» **Given instruction**:
Scan the data beneath this task and copy each line that includes "passed".

» **Dataset entries on figures**:

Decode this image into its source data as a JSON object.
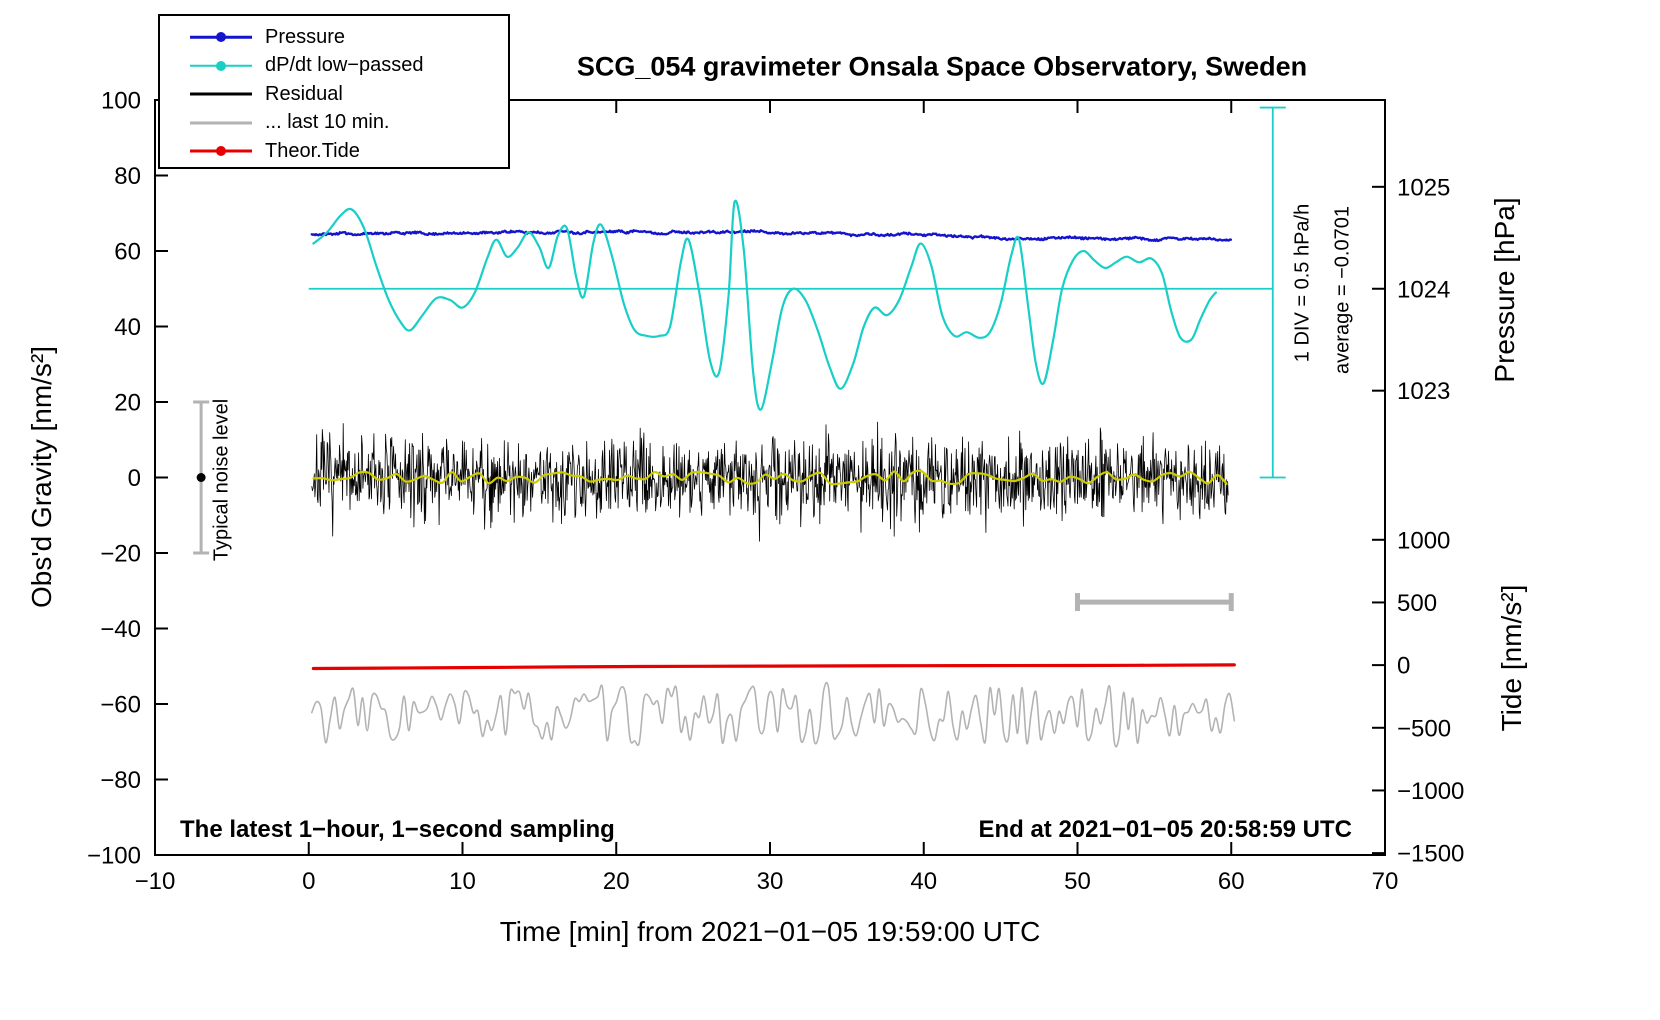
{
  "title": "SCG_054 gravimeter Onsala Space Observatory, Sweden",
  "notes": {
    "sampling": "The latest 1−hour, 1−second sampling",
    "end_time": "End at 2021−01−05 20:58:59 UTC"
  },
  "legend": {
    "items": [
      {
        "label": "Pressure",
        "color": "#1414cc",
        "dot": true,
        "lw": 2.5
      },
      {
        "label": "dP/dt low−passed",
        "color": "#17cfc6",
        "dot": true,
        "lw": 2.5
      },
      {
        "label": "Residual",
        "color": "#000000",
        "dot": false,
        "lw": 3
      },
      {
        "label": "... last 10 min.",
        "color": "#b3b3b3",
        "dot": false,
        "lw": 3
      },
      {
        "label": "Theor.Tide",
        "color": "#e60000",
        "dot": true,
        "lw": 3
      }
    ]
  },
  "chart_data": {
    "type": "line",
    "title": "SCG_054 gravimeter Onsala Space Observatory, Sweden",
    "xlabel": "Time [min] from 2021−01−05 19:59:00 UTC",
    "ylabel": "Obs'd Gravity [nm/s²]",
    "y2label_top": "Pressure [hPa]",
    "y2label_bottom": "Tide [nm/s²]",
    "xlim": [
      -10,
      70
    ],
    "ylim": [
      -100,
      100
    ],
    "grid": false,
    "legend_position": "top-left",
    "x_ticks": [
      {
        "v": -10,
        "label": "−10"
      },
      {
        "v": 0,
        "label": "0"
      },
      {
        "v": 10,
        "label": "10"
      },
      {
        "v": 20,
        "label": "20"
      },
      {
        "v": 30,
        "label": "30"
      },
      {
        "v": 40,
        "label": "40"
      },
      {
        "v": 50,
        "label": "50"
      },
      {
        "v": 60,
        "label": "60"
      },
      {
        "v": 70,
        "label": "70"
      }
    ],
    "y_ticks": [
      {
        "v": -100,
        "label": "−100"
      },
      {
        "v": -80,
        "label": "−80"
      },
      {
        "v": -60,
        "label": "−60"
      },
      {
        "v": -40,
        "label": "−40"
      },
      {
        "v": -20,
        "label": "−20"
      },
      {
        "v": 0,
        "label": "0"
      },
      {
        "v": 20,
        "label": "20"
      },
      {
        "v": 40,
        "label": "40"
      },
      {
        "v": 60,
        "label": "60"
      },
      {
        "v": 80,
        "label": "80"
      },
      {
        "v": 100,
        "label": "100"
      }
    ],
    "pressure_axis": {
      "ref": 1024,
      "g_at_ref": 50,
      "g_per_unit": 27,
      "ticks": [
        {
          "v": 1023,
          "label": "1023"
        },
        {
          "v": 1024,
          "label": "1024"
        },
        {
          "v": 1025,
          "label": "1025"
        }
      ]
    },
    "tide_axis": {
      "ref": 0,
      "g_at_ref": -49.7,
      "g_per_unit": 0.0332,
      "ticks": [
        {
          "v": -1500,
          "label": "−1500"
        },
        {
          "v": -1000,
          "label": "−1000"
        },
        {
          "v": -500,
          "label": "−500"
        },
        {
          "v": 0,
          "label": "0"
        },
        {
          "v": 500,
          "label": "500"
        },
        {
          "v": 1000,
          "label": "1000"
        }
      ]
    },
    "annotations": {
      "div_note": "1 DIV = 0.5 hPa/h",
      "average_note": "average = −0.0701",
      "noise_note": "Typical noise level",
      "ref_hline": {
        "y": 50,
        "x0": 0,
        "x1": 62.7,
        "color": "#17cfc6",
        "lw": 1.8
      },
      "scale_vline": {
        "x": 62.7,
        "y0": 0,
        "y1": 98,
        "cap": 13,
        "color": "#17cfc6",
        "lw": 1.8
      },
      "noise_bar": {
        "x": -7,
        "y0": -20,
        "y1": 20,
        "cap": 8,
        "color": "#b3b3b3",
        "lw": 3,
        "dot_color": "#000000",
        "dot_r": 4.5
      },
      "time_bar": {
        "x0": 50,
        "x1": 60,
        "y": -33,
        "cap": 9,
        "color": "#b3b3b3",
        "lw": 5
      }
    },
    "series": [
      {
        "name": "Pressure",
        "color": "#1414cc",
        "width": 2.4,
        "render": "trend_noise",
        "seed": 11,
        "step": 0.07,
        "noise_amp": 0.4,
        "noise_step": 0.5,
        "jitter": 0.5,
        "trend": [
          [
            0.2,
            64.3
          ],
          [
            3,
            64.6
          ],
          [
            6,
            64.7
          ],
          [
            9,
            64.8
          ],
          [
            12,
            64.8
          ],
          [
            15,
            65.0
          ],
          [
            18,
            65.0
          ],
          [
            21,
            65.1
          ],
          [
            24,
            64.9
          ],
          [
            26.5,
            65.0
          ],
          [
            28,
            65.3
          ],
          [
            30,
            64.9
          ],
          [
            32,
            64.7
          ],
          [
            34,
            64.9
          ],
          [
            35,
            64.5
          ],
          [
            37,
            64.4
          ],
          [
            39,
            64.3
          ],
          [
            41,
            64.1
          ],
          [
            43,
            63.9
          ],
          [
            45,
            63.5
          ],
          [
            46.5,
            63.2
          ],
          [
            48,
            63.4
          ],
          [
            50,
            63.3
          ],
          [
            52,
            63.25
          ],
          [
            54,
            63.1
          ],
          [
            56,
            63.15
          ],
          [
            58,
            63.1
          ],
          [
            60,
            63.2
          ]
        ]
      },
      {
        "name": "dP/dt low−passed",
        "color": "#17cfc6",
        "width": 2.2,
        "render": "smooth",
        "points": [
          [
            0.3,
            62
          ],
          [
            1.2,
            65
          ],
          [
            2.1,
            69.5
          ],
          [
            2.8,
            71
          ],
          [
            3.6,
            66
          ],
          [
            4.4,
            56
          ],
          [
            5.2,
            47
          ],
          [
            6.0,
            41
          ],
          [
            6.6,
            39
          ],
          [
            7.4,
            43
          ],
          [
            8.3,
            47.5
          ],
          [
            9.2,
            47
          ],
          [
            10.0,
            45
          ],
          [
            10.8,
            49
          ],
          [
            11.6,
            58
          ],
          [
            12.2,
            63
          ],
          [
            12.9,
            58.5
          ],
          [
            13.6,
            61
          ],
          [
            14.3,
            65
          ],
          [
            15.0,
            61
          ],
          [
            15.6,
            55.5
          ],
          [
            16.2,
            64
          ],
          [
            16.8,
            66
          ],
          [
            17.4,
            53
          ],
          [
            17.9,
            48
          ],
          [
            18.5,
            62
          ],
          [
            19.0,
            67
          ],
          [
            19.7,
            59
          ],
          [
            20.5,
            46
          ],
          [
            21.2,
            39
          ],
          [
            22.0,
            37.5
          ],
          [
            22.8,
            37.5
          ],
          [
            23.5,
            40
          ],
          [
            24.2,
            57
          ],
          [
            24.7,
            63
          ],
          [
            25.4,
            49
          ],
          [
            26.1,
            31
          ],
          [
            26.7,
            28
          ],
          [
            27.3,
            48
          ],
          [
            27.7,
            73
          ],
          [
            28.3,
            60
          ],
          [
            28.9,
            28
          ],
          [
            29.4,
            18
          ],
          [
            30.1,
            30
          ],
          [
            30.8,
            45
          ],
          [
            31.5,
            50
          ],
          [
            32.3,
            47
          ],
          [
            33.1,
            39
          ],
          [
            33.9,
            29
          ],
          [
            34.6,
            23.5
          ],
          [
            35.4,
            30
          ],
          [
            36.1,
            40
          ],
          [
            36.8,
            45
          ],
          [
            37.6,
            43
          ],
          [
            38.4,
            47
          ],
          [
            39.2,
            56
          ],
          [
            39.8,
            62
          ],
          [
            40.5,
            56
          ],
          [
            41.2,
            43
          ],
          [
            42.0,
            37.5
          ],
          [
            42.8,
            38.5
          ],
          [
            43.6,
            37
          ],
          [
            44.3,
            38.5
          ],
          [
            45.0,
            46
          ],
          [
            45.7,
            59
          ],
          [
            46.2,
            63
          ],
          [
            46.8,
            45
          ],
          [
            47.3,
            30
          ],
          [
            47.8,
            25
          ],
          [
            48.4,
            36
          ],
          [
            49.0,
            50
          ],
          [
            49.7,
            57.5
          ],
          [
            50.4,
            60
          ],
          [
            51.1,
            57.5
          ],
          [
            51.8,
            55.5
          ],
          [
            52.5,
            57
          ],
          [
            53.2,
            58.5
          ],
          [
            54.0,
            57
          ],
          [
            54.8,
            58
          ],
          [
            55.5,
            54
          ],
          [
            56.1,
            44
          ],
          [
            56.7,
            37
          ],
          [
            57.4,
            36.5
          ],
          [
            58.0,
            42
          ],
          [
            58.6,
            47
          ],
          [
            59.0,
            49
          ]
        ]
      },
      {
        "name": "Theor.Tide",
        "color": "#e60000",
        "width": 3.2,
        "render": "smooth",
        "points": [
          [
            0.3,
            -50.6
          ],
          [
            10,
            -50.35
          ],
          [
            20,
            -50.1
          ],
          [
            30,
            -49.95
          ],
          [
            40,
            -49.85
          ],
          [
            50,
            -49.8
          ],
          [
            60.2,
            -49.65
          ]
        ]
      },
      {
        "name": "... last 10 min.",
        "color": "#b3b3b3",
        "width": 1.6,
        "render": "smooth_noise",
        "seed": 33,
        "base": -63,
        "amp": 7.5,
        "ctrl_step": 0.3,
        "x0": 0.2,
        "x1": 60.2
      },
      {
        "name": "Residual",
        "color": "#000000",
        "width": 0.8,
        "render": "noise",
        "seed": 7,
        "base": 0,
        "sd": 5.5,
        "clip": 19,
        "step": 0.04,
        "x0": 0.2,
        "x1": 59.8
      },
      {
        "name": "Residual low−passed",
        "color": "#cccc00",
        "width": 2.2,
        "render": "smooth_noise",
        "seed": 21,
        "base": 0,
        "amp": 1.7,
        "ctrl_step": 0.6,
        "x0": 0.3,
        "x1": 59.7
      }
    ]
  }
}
==
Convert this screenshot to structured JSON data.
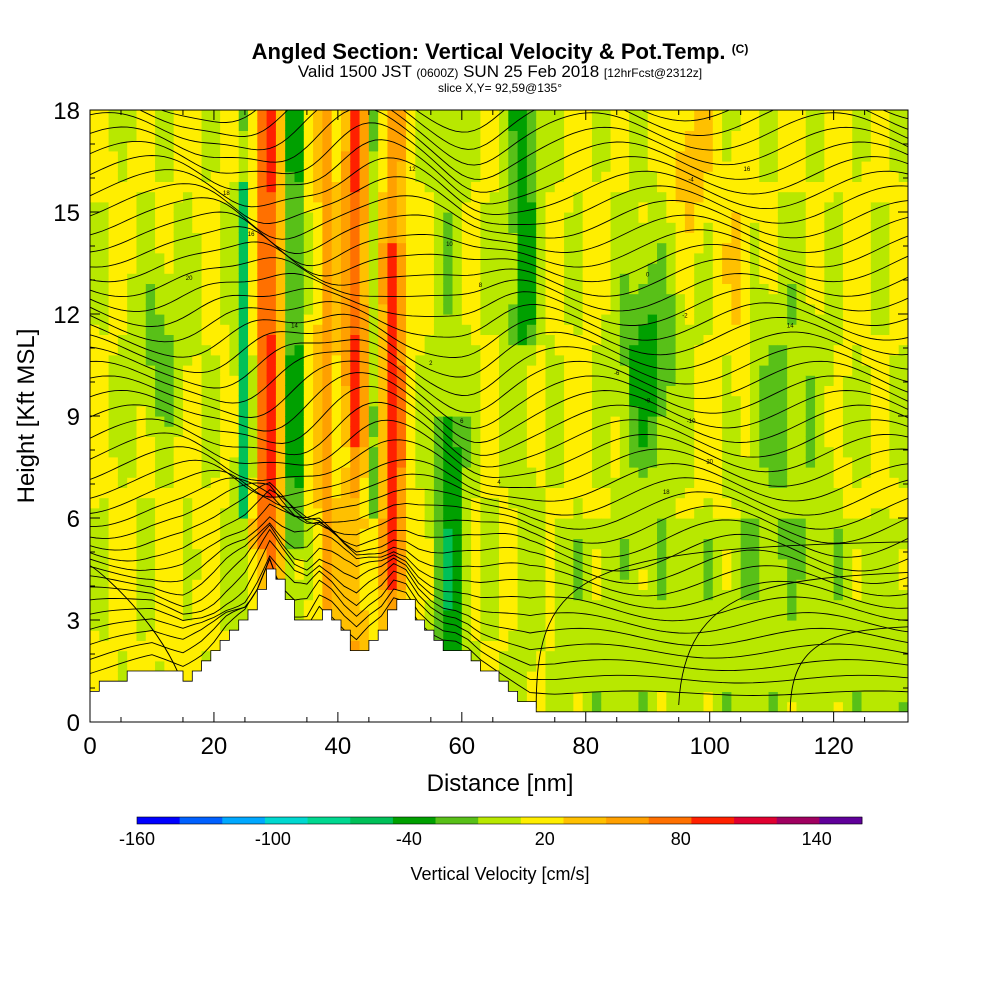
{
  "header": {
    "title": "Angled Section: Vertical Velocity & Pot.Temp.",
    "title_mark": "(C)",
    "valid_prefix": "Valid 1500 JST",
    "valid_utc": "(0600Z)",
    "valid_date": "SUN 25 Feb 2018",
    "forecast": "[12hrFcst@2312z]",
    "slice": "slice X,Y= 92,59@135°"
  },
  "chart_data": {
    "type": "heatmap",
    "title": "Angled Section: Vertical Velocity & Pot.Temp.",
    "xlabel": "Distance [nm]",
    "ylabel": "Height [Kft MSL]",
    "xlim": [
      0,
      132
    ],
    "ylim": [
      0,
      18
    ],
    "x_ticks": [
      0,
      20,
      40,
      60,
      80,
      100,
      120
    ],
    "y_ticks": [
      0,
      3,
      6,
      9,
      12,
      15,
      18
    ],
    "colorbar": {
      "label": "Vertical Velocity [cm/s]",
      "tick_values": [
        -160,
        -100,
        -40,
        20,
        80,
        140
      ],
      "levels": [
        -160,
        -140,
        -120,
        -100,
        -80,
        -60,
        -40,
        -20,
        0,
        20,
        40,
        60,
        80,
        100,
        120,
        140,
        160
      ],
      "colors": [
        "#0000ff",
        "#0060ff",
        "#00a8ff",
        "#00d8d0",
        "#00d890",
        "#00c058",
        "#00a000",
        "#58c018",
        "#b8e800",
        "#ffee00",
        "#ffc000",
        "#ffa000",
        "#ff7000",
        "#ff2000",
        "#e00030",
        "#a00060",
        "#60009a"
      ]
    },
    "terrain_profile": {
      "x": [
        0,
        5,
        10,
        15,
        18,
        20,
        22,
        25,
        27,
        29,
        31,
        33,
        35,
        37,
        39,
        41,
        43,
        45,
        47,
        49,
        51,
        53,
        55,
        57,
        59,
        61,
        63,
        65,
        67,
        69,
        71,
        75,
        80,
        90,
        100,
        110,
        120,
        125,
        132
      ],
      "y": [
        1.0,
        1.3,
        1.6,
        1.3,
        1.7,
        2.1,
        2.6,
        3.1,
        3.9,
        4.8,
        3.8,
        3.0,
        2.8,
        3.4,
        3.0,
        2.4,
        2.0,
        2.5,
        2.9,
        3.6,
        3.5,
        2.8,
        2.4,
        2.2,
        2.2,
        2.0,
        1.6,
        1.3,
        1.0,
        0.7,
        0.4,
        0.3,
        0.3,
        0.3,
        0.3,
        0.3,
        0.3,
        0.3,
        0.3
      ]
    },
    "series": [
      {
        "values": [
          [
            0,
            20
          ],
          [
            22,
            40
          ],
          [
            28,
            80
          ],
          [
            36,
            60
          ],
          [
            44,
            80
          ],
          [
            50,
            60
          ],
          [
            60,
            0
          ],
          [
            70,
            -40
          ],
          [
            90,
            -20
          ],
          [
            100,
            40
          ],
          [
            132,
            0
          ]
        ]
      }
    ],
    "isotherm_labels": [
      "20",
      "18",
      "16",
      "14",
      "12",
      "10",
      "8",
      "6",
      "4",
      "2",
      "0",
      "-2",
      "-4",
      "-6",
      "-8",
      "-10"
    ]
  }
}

» **Output for this task**:
        "label": "dP/dt low−passed",
        "name": "dP/dt low−passed",
        "name": "Residual low−passed",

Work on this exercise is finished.